Start of Given entries
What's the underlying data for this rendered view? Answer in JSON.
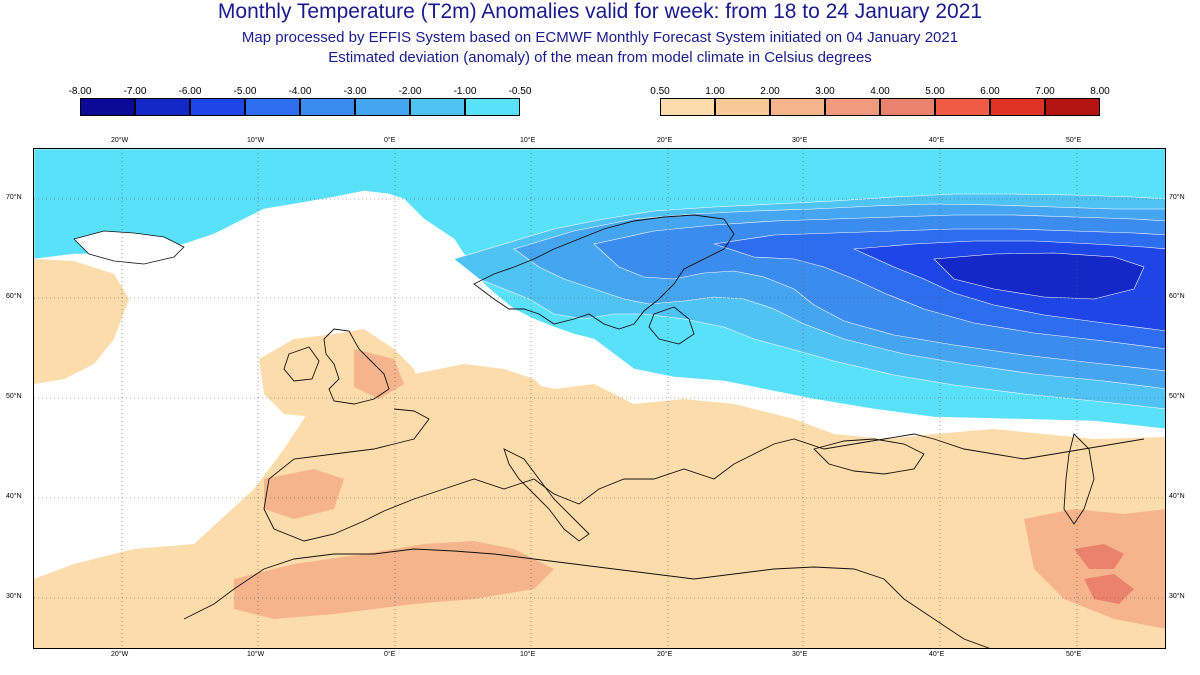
{
  "header": {
    "title": "Monthly Temperature (T2m) Anomalies valid for week: from 18 to 24 January 2021",
    "subtitle1": "Map processed by EFFIS System based on ECMWF Monthly Forecast System initiated on 04 January 2021",
    "subtitle2": "Estimated deviation (anomaly) of the mean from model climate in Celsius degrees"
  },
  "legend": {
    "cold_labels": [
      "-8.00",
      "-7.00",
      "-6.00",
      "-5.00",
      "-4.00",
      "-3.00",
      "-2.00",
      "-1.00",
      "-0.50"
    ],
    "cold_colors": [
      "#0a0a96",
      "#1428c8",
      "#1e46e6",
      "#2d6ef0",
      "#3c8cf0",
      "#46a5f0",
      "#50c3f5",
      "#5ae1fa"
    ],
    "warm_labels": [
      "0.50",
      "1.00",
      "2.00",
      "3.00",
      "4.00",
      "5.00",
      "6.00",
      "7.00",
      "8.00"
    ],
    "warm_colors": [
      "#fcdcaa",
      "#f8c896",
      "#f5b48c",
      "#f09b7d",
      "#eb826e",
      "#f05a46",
      "#e13228",
      "#b41414"
    ]
  },
  "map": {
    "lon_labels": [
      "20°W",
      "10°W",
      "0°E",
      "10°E",
      "20°E",
      "30°E",
      "40°E",
      "50°E"
    ],
    "lat_labels": [
      "70°N",
      "60°N",
      "50°N",
      "40°N",
      "30°N"
    ],
    "colors": {
      "sea": "#ffffff",
      "coast": "#111111",
      "grid": "#555555"
    }
  }
}
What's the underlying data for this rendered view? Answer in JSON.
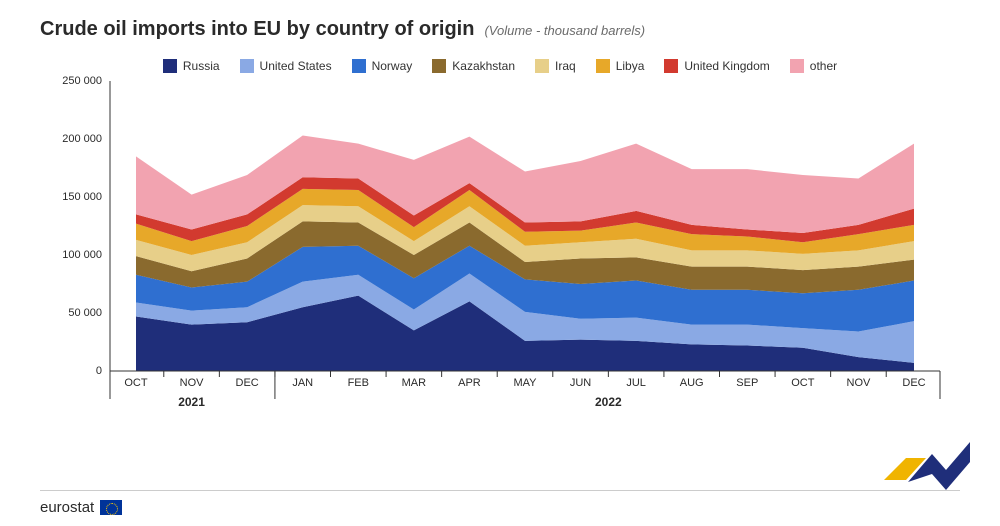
{
  "title": "Crude oil imports into EU by country of origin",
  "subtitle": "(Volume - thousand barrels)",
  "footer": {
    "brand": "eurostat"
  },
  "chart": {
    "type": "stacked-area",
    "ylim": [
      0,
      250000
    ],
    "ytick_step": 50000,
    "ytick_labels": [
      "0",
      "50 000",
      "100 000",
      "150 000",
      "200 000",
      "250 000"
    ],
    "background_color": "#ffffff",
    "axis_color": "#333333",
    "label_fontsize": 11,
    "title_fontsize": 20,
    "categories": [
      "OCT",
      "NOV",
      "DEC",
      "JAN",
      "FEB",
      "MAR",
      "APR",
      "MAY",
      "JUN",
      "JUL",
      "AUG",
      "SEP",
      "OCT",
      "NOV",
      "DEC"
    ],
    "year_groups": [
      {
        "label": "2021",
        "start": 0,
        "end": 2
      },
      {
        "label": "2022",
        "start": 3,
        "end": 14
      }
    ],
    "series": [
      {
        "name": "Russia",
        "color": "#1f2e7a",
        "values": [
          47000,
          40000,
          42000,
          55000,
          65000,
          35000,
          60000,
          26000,
          27000,
          26000,
          23000,
          22000,
          20000,
          12000,
          7000
        ]
      },
      {
        "name": "United States",
        "color": "#8aa9e4",
        "values": [
          12000,
          12000,
          13000,
          22000,
          18000,
          18000,
          24000,
          25000,
          18000,
          20000,
          17000,
          18000,
          17000,
          22000,
          36000
        ]
      },
      {
        "name": "Norway",
        "color": "#2f6fd0",
        "values": [
          24000,
          20000,
          22000,
          30000,
          25000,
          27000,
          24000,
          28000,
          30000,
          32000,
          30000,
          30000,
          30000,
          36000,
          35000
        ]
      },
      {
        "name": "Kazakhstan",
        "color": "#8a6a2e",
        "values": [
          16000,
          14000,
          20000,
          22000,
          20000,
          20000,
          20000,
          15000,
          22000,
          20000,
          20000,
          20000,
          20000,
          20000,
          18000
        ]
      },
      {
        "name": "Iraq",
        "color": "#e7cf89",
        "values": [
          14000,
          14000,
          14000,
          14000,
          14000,
          12000,
          14000,
          14000,
          14000,
          16000,
          14000,
          14000,
          14000,
          14000,
          16000
        ]
      },
      {
        "name": "Libya",
        "color": "#e7a829",
        "values": [
          14000,
          12000,
          14000,
          14000,
          14000,
          12000,
          14000,
          12000,
          10000,
          14000,
          14000,
          12000,
          10000,
          14000,
          14000
        ]
      },
      {
        "name": "United Kingdom",
        "color": "#d23a2f",
        "values": [
          8000,
          10000,
          10000,
          10000,
          10000,
          10000,
          6000,
          8000,
          8000,
          10000,
          8000,
          6000,
          8000,
          8000,
          14000
        ]
      },
      {
        "name": "other",
        "color": "#f2a3b0",
        "values": [
          50000,
          30000,
          34000,
          36000,
          30000,
          48000,
          40000,
          44000,
          52000,
          58000,
          48000,
          52000,
          50000,
          40000,
          56000
        ]
      }
    ]
  },
  "chevron_colors": {
    "yellow": "#f0b400",
    "blue": "#1f2e7a"
  }
}
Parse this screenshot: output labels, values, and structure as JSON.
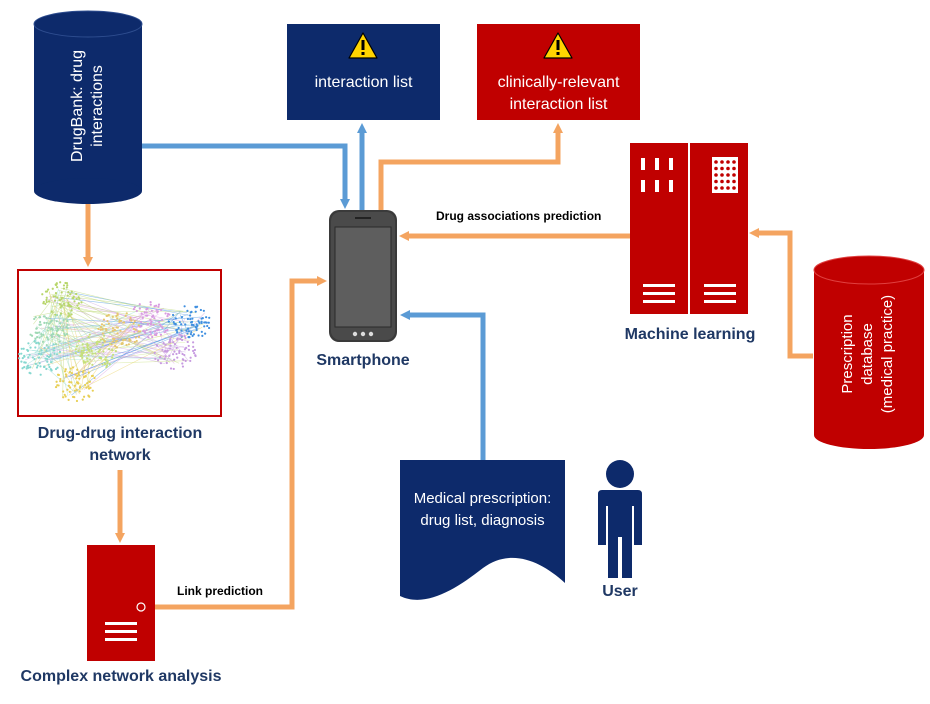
{
  "colors": {
    "navy": "#0d2a6b",
    "red": "#c00000",
    "blue_arrow": "#5b9bd5",
    "orange_arrow": "#f4a460",
    "label": "#1f3864"
  },
  "nodes": {
    "drugbank": {
      "line1": "DrugBank: drug",
      "line2": "interactions"
    },
    "interaction_list": {
      "label": "interaction list",
      "icon": "warning-icon"
    },
    "clinical_list": {
      "line1": "clinically-relevant",
      "line2": "interaction list",
      "icon": "warning-icon"
    },
    "smartphone": {
      "label": "Smartphone",
      "icon": "smartphone-icon"
    },
    "machine_learning": {
      "label": "Machine learning",
      "icon": "server-icon"
    },
    "prescription_db": {
      "line1": "Prescription",
      "line2": "database",
      "line3": "(medical practice)"
    },
    "ddi_network": {
      "line1": "Drug-drug interaction",
      "line2": "network"
    },
    "complex_network": {
      "label": "Complex network analysis",
      "icon": "server-icon"
    },
    "medical_prescription": {
      "line1": "Medical prescription:",
      "line2": "drug list, diagnosis"
    },
    "user": {
      "label": "User",
      "icon": "person-icon"
    }
  },
  "edges": {
    "drug_assoc": "Drug associations prediction",
    "link_prediction": "Link prediction"
  }
}
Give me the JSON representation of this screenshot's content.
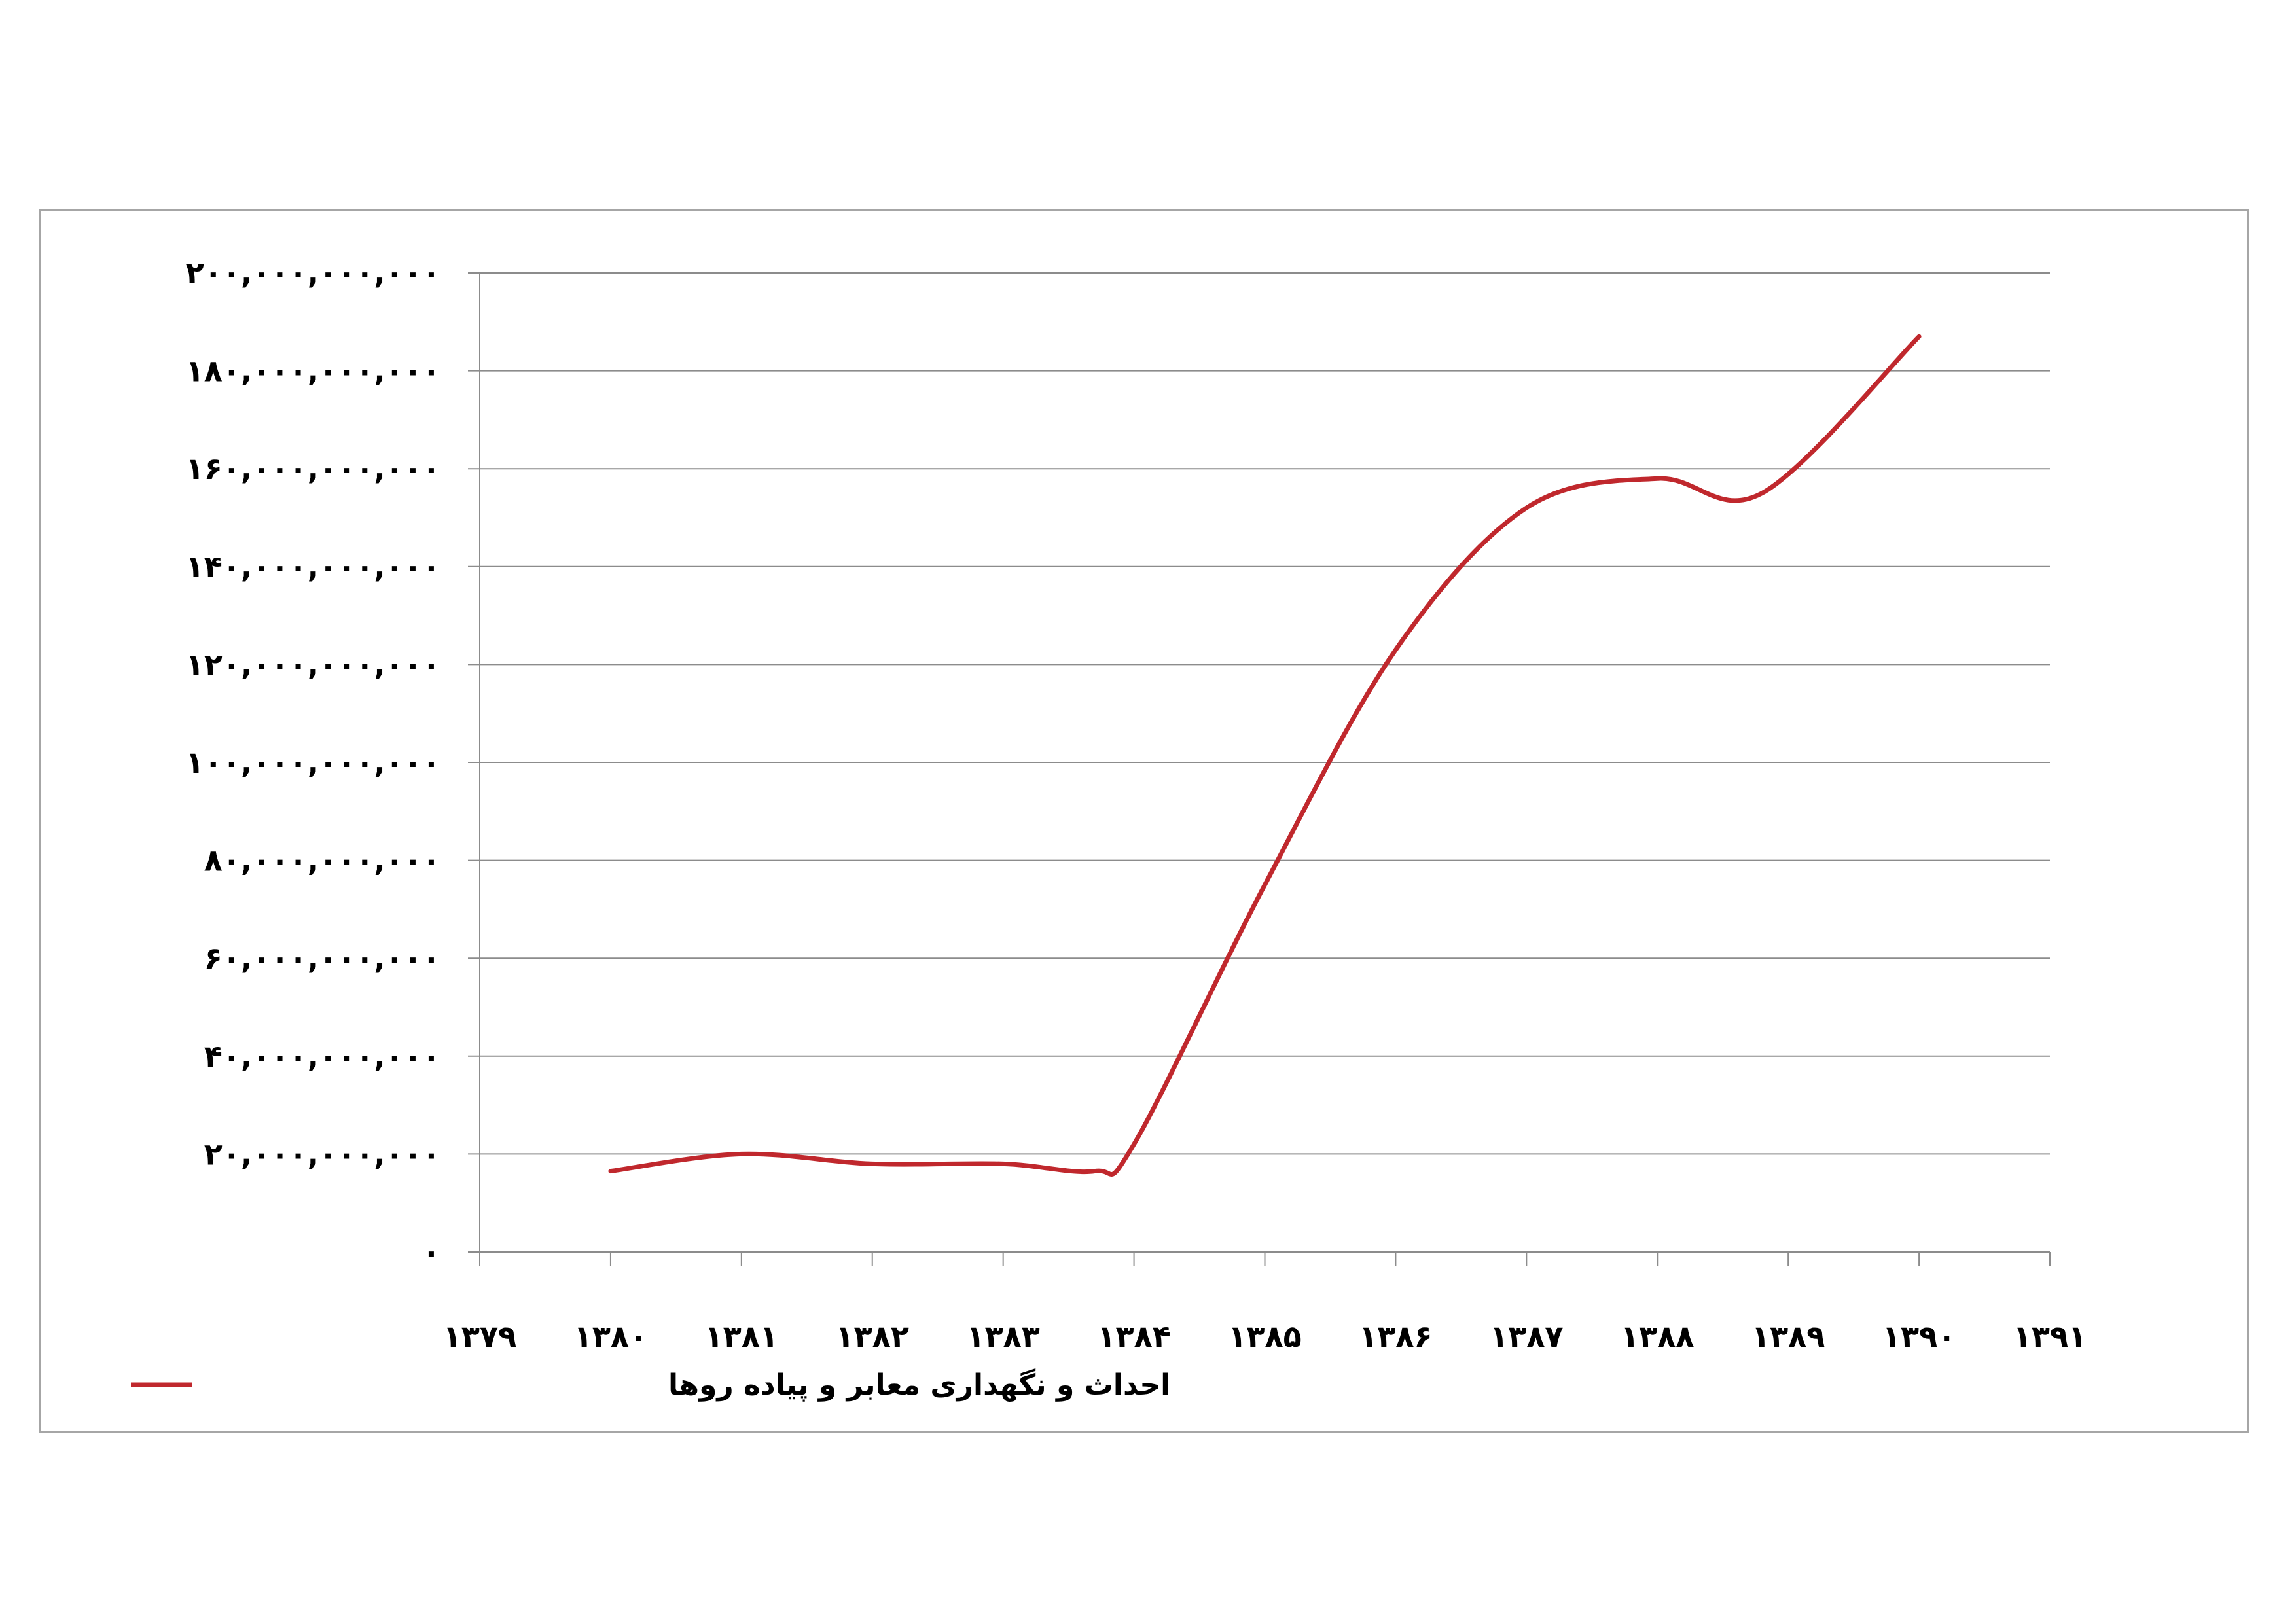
{
  "chart_data": {
    "type": "line",
    "title": "",
    "xlabel": "",
    "ylabel": "",
    "x_tick_labels": [
      "۱۳۷۹",
      "۱۳۸۰",
      "۱۳۸۱",
      "۱۳۸۲",
      "۱۳۸۳",
      "۱۳۸۴",
      "۱۳۸۵",
      "۱۳۸۶",
      "۱۳۸۷",
      "۱۳۸۸",
      "۱۳۸۹",
      "۱۳۹۰",
      "۱۳۹۱"
    ],
    "y_tick_labels": [
      "۰",
      "۲۰,۰۰۰,۰۰۰,۰۰۰",
      "۴۰,۰۰۰,۰۰۰,۰۰۰",
      "۶۰,۰۰۰,۰۰۰,۰۰۰",
      "۸۰,۰۰۰,۰۰۰,۰۰۰",
      "۱۰۰,۰۰۰,۰۰۰,۰۰۰",
      "۱۲۰,۰۰۰,۰۰۰,۰۰۰",
      "۱۴۰,۰۰۰,۰۰۰,۰۰۰",
      "۱۶۰,۰۰۰,۰۰۰,۰۰۰",
      "۱۸۰,۰۰۰,۰۰۰,۰۰۰",
      "۲۰۰,۰۰۰,۰۰۰,۰۰۰"
    ],
    "ylim": [
      0,
      200000000000
    ],
    "y_tick_values": [
      0,
      20000000000,
      40000000000,
      60000000000,
      80000000000,
      100000000000,
      120000000000,
      140000000000,
      160000000000,
      180000000000,
      200000000000
    ],
    "grid": true,
    "smooth": true,
    "legend_position": "bottom-left",
    "series": [
      {
        "name": "احداث و نگهداری معابر و پیاده روها",
        "color": "#c0282d",
        "points": [
          {
            "x": 1380,
            "y": 16500000000
          },
          {
            "x": 1381,
            "y": 20000000000
          },
          {
            "x": 1382,
            "y": 18000000000
          },
          {
            "x": 1383,
            "y": 18000000000
          },
          {
            "x": 1383.7,
            "y": 16500000000
          },
          {
            "x": 1384,
            "y": 22000000000
          },
          {
            "x": 1385,
            "y": 75000000000
          },
          {
            "x": 1386,
            "y": 123000000000
          },
          {
            "x": 1387,
            "y": 152000000000
          },
          {
            "x": 1388,
            "y": 158000000000
          },
          {
            "x": 1388.8,
            "y": 155000000000
          },
          {
            "x": 1390,
            "y": 187000000000
          }
        ]
      }
    ]
  }
}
End of Given entries
> _Set exercise_: Look through the entries above and report each line where the string "name" occurs.

> _Exercise solution_:
        "name": "Russia",
        "name": "United States",
        "name": "Norway",
        "name": "Kazakhstan",
        "name": "Iraq",
        "name": "Libya",
        "name": "United Kingdom",
        "name": "other",
        "name": "احداث و نگهداری معابر و پیاده روها",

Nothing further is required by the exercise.